┌────────

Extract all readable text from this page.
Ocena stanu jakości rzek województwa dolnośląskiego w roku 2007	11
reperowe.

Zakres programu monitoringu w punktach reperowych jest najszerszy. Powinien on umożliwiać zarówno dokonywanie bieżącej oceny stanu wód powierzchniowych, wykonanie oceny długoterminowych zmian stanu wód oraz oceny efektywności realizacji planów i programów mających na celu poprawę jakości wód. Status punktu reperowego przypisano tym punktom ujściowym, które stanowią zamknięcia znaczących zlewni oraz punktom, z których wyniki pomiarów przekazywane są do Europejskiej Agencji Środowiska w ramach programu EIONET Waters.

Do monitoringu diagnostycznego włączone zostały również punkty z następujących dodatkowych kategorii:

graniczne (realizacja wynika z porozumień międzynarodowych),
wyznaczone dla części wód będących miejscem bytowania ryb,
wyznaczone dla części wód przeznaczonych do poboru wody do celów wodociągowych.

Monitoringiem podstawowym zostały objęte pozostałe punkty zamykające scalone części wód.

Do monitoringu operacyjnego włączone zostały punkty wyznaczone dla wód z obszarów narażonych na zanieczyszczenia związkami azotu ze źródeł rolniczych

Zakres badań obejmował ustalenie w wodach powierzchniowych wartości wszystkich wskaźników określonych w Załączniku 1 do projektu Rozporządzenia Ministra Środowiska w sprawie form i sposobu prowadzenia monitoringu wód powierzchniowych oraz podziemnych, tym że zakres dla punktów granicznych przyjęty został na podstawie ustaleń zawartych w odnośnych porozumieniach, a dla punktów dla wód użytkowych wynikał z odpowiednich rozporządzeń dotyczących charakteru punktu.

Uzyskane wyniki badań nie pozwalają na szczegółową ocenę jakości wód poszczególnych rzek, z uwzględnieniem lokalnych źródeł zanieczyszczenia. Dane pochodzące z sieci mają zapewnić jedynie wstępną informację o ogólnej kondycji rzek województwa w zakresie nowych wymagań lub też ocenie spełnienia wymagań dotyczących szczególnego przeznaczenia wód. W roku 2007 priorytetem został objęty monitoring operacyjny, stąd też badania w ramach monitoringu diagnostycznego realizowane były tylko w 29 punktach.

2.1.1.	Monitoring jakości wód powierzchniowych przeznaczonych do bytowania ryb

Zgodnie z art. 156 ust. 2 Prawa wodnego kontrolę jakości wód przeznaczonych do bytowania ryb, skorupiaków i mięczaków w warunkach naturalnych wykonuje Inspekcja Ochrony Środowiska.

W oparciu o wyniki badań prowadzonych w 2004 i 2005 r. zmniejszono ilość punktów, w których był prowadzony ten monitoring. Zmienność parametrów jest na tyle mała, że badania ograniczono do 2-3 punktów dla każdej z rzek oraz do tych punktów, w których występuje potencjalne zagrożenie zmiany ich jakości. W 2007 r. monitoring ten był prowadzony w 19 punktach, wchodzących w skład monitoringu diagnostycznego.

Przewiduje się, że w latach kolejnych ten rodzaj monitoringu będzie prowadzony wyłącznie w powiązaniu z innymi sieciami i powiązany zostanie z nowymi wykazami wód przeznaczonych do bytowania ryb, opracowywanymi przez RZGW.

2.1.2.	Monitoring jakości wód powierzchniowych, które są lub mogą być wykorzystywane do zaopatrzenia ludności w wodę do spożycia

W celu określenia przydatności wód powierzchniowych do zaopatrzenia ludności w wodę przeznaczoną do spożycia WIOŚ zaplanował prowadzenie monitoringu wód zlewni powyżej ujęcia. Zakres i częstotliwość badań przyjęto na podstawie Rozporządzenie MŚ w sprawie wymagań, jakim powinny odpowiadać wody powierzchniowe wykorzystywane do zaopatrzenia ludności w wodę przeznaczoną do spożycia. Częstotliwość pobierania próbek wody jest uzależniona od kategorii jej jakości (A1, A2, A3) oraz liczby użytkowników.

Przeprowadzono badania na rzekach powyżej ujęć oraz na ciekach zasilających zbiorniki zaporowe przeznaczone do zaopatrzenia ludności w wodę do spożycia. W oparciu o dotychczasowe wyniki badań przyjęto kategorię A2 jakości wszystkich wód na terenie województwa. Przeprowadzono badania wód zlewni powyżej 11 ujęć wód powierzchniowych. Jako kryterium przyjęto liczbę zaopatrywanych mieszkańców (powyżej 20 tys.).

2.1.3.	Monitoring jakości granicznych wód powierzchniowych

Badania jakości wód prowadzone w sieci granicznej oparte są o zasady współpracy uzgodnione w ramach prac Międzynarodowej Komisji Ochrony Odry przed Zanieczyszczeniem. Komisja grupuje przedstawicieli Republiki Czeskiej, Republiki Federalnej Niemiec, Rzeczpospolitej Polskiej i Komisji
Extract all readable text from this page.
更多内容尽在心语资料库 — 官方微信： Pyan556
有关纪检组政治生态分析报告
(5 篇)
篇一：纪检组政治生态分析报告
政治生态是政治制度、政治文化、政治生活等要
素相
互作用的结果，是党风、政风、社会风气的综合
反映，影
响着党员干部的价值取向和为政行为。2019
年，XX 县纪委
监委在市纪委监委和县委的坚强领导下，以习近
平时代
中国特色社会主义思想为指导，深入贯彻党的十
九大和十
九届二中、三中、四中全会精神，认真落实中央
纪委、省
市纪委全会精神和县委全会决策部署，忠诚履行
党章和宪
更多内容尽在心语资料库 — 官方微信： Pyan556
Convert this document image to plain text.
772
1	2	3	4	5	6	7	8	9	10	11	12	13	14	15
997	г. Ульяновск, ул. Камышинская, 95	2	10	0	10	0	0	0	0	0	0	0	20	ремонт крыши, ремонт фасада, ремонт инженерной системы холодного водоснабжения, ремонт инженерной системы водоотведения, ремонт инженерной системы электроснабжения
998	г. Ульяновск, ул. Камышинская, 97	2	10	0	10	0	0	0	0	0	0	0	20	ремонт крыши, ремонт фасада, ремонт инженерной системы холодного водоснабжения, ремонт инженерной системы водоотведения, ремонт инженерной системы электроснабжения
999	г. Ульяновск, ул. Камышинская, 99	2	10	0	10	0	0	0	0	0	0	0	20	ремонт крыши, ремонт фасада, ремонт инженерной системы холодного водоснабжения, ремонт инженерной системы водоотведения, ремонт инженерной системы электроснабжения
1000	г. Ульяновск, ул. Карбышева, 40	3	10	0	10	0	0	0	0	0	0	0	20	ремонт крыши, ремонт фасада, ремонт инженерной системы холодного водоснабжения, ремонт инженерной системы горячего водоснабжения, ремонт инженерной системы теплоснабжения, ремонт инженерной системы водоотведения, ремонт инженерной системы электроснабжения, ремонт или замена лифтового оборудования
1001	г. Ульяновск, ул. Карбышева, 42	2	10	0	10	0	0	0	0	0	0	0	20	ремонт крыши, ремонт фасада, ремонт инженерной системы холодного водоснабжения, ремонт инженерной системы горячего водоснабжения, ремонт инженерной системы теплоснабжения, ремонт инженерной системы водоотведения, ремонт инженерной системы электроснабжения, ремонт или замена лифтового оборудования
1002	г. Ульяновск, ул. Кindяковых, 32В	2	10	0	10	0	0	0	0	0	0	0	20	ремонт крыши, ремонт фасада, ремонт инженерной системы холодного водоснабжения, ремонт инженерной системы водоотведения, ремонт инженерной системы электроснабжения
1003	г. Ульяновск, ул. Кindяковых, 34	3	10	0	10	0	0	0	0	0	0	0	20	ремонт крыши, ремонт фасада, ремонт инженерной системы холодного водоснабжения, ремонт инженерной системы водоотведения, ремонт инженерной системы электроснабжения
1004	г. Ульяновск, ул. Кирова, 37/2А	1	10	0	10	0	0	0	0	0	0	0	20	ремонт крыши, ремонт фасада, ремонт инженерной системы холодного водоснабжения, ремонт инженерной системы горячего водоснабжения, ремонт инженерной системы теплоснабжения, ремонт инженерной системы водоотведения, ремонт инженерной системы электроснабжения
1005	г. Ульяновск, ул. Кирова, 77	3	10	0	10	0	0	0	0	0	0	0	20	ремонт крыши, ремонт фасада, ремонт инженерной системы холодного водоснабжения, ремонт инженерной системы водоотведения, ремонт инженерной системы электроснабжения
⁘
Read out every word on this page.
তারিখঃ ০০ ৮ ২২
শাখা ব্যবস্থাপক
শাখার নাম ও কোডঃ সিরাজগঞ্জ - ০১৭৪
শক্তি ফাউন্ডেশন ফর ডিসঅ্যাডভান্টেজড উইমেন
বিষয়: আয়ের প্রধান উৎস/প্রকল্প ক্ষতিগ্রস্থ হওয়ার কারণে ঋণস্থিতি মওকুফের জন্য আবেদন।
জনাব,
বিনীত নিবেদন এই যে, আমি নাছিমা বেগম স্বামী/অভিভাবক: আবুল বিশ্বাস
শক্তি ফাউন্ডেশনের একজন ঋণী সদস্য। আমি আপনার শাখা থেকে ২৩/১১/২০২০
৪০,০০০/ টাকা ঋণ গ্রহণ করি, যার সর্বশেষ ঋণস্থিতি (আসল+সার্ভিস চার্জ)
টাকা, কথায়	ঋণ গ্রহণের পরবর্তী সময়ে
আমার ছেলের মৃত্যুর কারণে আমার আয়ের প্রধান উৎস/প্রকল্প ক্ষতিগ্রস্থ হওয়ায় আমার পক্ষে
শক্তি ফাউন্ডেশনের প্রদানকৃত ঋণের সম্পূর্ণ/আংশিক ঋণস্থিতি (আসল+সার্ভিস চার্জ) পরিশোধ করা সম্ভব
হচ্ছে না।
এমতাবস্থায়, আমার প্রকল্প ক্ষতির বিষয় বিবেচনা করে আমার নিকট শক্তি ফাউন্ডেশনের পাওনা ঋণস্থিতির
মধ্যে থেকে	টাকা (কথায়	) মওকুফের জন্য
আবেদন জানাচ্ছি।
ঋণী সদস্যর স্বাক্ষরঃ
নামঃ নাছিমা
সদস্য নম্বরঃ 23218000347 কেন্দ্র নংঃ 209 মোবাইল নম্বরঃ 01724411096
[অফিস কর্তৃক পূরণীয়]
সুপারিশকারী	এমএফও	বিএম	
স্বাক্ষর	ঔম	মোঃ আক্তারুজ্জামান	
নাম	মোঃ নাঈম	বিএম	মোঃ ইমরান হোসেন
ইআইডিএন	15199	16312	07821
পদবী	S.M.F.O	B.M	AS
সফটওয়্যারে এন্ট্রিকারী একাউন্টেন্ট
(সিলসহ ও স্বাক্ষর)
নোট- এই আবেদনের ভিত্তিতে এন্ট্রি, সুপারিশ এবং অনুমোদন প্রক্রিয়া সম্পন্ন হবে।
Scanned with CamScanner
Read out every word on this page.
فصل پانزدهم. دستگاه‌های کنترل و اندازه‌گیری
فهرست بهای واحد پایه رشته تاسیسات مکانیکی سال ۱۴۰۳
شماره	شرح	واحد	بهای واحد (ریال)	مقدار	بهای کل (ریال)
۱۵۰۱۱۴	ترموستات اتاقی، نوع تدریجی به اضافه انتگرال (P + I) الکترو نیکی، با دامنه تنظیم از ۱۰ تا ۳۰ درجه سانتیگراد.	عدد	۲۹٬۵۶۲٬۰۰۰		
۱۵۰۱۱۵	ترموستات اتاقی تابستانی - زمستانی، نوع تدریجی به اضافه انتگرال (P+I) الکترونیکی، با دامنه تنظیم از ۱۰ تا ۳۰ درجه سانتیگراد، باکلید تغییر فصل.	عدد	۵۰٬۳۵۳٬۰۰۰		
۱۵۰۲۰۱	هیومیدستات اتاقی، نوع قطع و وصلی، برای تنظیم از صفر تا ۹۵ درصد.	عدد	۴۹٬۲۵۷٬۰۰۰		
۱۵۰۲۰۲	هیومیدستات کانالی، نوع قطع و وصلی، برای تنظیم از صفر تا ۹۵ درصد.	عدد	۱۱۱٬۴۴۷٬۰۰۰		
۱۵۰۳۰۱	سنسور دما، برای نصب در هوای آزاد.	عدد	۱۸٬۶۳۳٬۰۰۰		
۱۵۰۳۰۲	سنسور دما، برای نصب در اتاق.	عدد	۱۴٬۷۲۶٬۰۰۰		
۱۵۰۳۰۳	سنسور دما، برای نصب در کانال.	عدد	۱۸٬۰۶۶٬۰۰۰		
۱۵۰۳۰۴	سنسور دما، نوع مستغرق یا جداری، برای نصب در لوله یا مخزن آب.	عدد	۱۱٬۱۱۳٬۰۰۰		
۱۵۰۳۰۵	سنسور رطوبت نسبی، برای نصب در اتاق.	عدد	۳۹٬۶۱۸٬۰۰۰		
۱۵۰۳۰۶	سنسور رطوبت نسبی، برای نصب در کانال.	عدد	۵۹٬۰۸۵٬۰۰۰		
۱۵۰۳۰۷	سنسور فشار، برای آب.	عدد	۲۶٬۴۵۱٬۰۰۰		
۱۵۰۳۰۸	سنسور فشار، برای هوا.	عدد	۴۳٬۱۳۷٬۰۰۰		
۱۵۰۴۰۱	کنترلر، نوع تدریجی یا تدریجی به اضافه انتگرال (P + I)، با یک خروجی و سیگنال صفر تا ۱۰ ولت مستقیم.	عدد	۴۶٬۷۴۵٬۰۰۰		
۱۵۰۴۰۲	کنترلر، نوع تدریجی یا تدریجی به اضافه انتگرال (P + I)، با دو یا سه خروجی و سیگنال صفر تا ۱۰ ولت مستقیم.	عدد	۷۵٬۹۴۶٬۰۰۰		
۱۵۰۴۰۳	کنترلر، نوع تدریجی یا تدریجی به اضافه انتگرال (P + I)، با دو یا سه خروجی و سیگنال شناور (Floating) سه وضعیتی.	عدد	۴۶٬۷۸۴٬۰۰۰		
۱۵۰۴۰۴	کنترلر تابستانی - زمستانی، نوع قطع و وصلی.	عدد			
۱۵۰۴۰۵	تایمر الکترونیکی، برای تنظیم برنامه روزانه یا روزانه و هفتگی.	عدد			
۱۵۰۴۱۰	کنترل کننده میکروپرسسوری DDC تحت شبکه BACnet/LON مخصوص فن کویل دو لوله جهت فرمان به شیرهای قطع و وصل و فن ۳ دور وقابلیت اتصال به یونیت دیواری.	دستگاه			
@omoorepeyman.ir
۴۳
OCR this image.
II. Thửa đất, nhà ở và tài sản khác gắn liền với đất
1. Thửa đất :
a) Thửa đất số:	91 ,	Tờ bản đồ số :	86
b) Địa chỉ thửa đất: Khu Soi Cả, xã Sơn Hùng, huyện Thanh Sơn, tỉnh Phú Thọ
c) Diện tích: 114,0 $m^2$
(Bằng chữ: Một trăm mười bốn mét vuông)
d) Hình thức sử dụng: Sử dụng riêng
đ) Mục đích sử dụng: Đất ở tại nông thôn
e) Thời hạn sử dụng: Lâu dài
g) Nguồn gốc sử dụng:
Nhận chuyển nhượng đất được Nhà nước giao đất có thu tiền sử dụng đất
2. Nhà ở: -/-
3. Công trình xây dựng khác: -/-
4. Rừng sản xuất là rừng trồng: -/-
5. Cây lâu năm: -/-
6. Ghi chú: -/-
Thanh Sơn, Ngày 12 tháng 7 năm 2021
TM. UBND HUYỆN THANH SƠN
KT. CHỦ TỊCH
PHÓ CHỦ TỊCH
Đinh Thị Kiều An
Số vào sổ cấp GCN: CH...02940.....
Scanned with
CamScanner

└────────

Starting with the line that contains "OCR this image.", write out each line through the end of the listing, exactly as it appears, and include nothing else.

**TASK RESULT:**
OCR this image.
II. Thửa đất, nhà ở và tài sản khác gắn liền với đất
1. Thửa đất :
a) Thửa đất số:	91 ,	Tờ bản đồ số :	86
b) Địa chỉ thửa đất: Khu Soi Cả, xã Sơn Hùng, huyện Thanh Sơn, tỉnh Phú Thọ
c) Diện tích: 114,0 $m^2$
(Bằng chữ: Một trăm mười bốn mét vuông)
d) Hình thức sử dụng: Sử dụng riêng
đ) Mục đích sử dụng: Đất ở tại nông thôn
e) Thời hạn sử dụng: Lâu dài
g) Nguồn gốc sử dụng:
Nhận chuyển nhượng đất được Nhà nước giao đất có thu tiền sử dụng đất
2. Nhà ở: -/-
3. Công trình xây dựng khác: -/-
4. Rừng sản xuất là rừng trồng: -/-
5. Cây lâu năm: -/-
6. Ghi chú: -/-
Thanh Sơn, Ngày 12 tháng 7 năm 2021
TM. UBND HUYỆN THANH SƠN
KT. CHỦ TỊCH
PHÓ CHỦ TỊCH
Đinh Thị Kiều An
Số vào sổ cấp GCN: CH...02940.....
Scanned with
CamScanner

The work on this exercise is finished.